(Dataset excerpts)
--- START ---

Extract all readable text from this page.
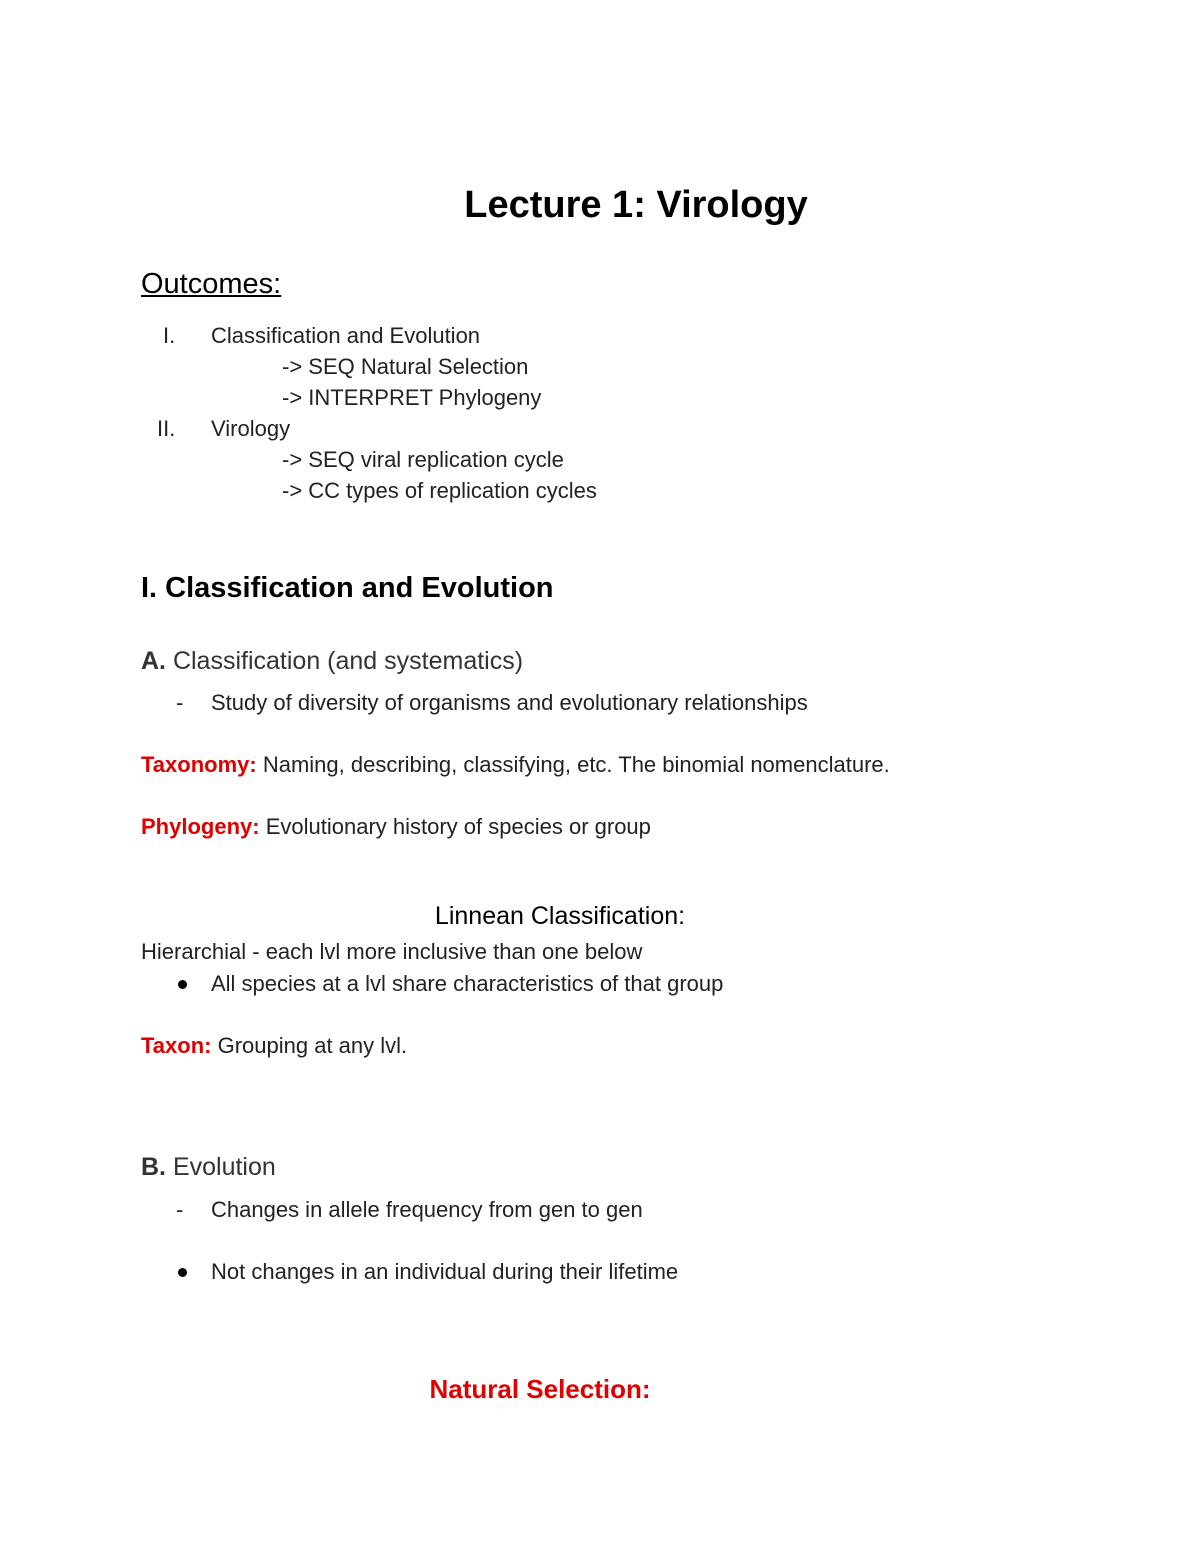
Lecture 1: Virology
Outcomes:
I. Classification and Evolution
-> SEQ Natural Selection
-> INTERPRET Phylogeny
II. Virology
-> SEQ viral replication cycle
-> CC types of replication cycles
I. Classification and Evolution
A. Classification (and systematics)
- Study of diversity of organisms and evolutionary relationships
Taxonomy: Naming, describing, classifying, etc. The binomial nomenclature.
Phylogeny: Evolutionary history of species or group
Linnean Classification:
Hierarchial - each lvl more inclusive than one below
All species at a lvl share characteristics of that group
Taxon: Grouping at any lvl.
B. Evolution
- Changes in allele frequency from gen to gen
Not changes in an individual during their lifetime
Natural Selection:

--- END ---

- _The problem_:
Set down every entry above without alteration, but print no images.

- _Output of the exercise_:
Extract all readable text from this page.
Lecture 1: Virology
Outcomes:
I. Classification and Evolution
-> SEQ Natural Selection
-> INTERPRET Phylogeny
II. Virology
-> SEQ viral replication cycle
-> CC types of replication cycles
I. Classification and Evolution
A. Classification (and systematics)
- Study of diversity of organisms and evolutionary relationships
Taxonomy: Naming, describing, classifying, etc. The binomial nomenclature.
Phylogeny: Evolutionary history of species or group
Linnean Classification:
Hierarchial - each lvl more inclusive than one below
All species at a lvl share characteristics of that group
Taxon: Grouping at any lvl.
B. Evolution
- Changes in allele frequency from gen to gen
Not changes in an individual during their lifetime
Natural Selection:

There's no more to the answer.